--- BEGIN ---

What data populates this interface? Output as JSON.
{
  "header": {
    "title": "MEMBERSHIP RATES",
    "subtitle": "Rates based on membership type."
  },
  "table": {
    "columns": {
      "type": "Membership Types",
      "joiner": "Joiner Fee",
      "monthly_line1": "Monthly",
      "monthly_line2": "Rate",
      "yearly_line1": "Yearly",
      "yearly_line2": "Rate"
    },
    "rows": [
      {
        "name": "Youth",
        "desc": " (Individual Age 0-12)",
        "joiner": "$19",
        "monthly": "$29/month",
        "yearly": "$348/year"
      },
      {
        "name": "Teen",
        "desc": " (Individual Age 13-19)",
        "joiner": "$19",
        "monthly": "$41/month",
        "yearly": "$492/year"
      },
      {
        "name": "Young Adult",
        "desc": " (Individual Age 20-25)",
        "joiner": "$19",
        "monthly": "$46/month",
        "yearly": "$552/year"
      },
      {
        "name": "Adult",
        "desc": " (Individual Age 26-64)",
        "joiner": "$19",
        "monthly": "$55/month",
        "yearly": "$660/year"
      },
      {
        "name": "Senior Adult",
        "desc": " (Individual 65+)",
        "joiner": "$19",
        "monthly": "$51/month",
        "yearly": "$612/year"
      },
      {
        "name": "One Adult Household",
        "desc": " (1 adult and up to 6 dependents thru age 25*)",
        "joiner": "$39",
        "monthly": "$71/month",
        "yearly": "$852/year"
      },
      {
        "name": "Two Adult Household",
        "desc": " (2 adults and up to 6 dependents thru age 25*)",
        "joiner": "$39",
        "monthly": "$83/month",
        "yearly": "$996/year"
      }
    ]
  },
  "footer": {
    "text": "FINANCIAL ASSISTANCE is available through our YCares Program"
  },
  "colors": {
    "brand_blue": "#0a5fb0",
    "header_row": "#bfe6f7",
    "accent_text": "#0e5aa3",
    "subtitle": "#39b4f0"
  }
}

--- END ---

**Exercise prompt:** Search the listing for the word "name" and return each line that holds it.

**Complete answer:**
        "name": "Youth",
        "name": "Teen",
        "name": "Young Adult",
        "name": "Adult",
        "name": "Senior Adult",
        "name": "One Adult Household",
        "name": "Two Adult Household",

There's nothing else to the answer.